## [CONSIGNAS]
**A.** Reescribe el fragmento del pasaje sobre Aida Bahamonde comprendido entre “Las dos compartían” y “todavía la quiebra.”, ambos incluidos, sustituyendo “departamento” por “apartamento”.
**B.** Resume en dos oraciones el pasaje sobre Aida Bahamonde.
**C.** Indica si cada afirmación concuerda con el pasaje sobre Aida Bahamonde y responde sí o no, citando las palabras del texto que lo deciden: (i) Aida Bahamonde tiene 66 años; (ii) el condominio de Punta Arenas es un asilo; (iii) los residentes pagan su propio gas.

## [PASAJE SELECCIONADO]
====

Al salir de la casa 4 y avanzar unos metros, una voz nos alcanza entre el viento. Es Aida Bahamonde (66), asomada en la puerta de la casa 17. Habla rápido y nos abre paso sin ceremonia: “Pasen, pasen”. Por primera vez en mucho tiempo, tiene un lugar propio que mostrar.

“Ahora te toca estar tranquila”

“Yo vivía con mi hermana, de allegada –cuenta Aida–. Ella se sentía dueña de todo: no me dejaba poner música, no podía tener la luz prendida en la noche y tenía que comer cuando ella decía, sin chistar. Al final me encerraba en mi pieza. Era como vivir siendo un fantasma”.

Las dos compartían gastos y espacio, pero también tensiones. Cuando a su hermana le entregaron un departamento propio, Aida sintió que el mensaje era claro: ya no había lugar para ella. 

“No tenía casa, no tenía plata. Nada. Y me dijo mi hermana, casi como última opción: “Ándate al Senama”, recuerda Aida. “Fui, porque no tenía otra”, indica.

Lo que vino después fue un giro inesperado. La visitó un asistente social, evaluaron su situación y, a los pocos meses, recibió una noticia que todavía la quiebra.

“Me dijeron: “Estás beneficiada”. Casi me desmayé”, relata.

No era un trámite ni un subsidio: era la llave de una vivienda en el Condominio de Viviendas Compartidas para personas mayores en Punta Arenas, un proyecto del Servicio Nacional del Adulto Mayor administrado por el Hogar de Cristo. No es un hogar ni un asilo. Son casas independientes, pareadas: una pieza, un baño, una cocina y calefacción permanente, un detalle que en Punta Arenas no es comodidad, es supervivencia.

“Este proyecto es revolucionario para la vejez en Chile –dice Álvaro Rondón, jefe social del Hogar de Cristo en Magallanes–. Aquí los residentes viven solos, en sus casas, pero no vuelven a quedar aislados. Pagan su propio gas y, entre todos, cubren los gastos comunes de la sede comunitaria. Acá se hacen reuniones, se resuelven conflictos, se celebran cumpleaños. Son decisiones que toman ellos, por primera vez en mucho tiempo, y que evitan algo que vemos demasiado seguido: personas mayores terminando institucionalizadas, lejos de la vida cotidiana y sin vínculos. Este lugar les devuelve comunidad, autonomía y también dignidad”.

====

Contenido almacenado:
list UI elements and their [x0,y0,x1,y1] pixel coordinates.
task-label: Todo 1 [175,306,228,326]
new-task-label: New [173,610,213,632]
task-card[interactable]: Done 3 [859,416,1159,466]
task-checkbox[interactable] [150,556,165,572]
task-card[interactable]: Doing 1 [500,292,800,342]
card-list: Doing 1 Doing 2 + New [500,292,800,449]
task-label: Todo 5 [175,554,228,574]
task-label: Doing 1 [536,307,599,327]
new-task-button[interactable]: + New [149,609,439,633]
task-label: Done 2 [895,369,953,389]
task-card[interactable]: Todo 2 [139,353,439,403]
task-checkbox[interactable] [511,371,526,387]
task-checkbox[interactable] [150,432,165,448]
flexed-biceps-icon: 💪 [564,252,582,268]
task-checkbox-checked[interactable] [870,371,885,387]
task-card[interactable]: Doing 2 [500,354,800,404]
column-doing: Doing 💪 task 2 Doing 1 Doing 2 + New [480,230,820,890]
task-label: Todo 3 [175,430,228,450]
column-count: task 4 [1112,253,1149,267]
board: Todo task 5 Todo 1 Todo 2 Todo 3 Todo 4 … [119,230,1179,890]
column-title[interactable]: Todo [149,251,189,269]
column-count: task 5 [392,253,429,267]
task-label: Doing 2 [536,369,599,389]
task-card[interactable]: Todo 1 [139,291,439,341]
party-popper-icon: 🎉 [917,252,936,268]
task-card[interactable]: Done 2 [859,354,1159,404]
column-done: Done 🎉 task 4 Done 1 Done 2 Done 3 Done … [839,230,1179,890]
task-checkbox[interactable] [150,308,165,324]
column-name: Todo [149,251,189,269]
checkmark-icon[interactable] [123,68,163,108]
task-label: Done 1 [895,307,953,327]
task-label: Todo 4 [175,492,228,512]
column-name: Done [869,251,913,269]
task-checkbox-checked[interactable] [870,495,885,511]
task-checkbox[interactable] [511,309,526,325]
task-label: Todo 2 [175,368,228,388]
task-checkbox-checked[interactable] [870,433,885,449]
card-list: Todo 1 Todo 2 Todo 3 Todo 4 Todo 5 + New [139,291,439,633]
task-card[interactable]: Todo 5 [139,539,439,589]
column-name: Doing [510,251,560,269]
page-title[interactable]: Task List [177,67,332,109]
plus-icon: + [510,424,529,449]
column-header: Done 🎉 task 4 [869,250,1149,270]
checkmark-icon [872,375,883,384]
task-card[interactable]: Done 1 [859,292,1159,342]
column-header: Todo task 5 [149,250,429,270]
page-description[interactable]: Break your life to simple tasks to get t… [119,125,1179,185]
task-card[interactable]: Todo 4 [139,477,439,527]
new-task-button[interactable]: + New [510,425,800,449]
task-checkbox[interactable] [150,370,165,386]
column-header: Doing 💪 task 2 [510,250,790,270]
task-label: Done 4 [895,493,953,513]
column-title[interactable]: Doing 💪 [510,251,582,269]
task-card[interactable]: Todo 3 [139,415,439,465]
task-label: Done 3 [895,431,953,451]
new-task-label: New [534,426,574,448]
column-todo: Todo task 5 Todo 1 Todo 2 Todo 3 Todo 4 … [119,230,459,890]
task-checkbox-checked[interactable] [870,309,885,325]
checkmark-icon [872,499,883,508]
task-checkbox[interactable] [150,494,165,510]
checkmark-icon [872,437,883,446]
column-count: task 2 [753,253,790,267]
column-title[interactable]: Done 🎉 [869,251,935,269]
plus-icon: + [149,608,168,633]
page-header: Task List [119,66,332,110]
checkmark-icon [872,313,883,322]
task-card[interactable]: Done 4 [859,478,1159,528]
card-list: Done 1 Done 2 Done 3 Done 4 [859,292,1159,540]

====

## [RESPUESTAS]
**A.**
Las dos compartían gastos y espacio, pero también tensiones. Cuando a su hermana le entregaron un apartamento propio, Aida sintió que el mensaje era claro: ya no había lugar para ella. 

“No tenía casa, no tenía plata. Nada. Y me dijo mi hermana, casi como última opción: “Ándate al Senama”, recuerda Aida. “Fui, porque no tenía otra”, indica.

Lo que vino después fue un giro inesperado. La visitó un asistente social, evaluaron su situación y, a los pocos meses, recibió una noticia que todavía la quiebra.

**B.** Aida Bahamonde vivía de allegada con una hermana que le imponía restricciones, se quedó sin lugar cuando a esa hermana le entregaron un departamento propio y acudió al Senama, que tras evaluar su situación le asignó una vivienda. Se trata de una casa independiente en el Condominio de Viviendas Compartidas para personas mayores en Punta Arenas, un proyecto del Servicio Nacional del Adulto Mayor administrado por el Hogar de Cristo donde, según Álvaro Rondón, los residentes viven solos pero no vuelven a quedar aislados.

**C.**
(i) Sí: “Es Aida Bahamonde (66)”.
(ii) No: “No es un hogar ni un asilo”.
(iii) Sí: “Pagan su propio gas”.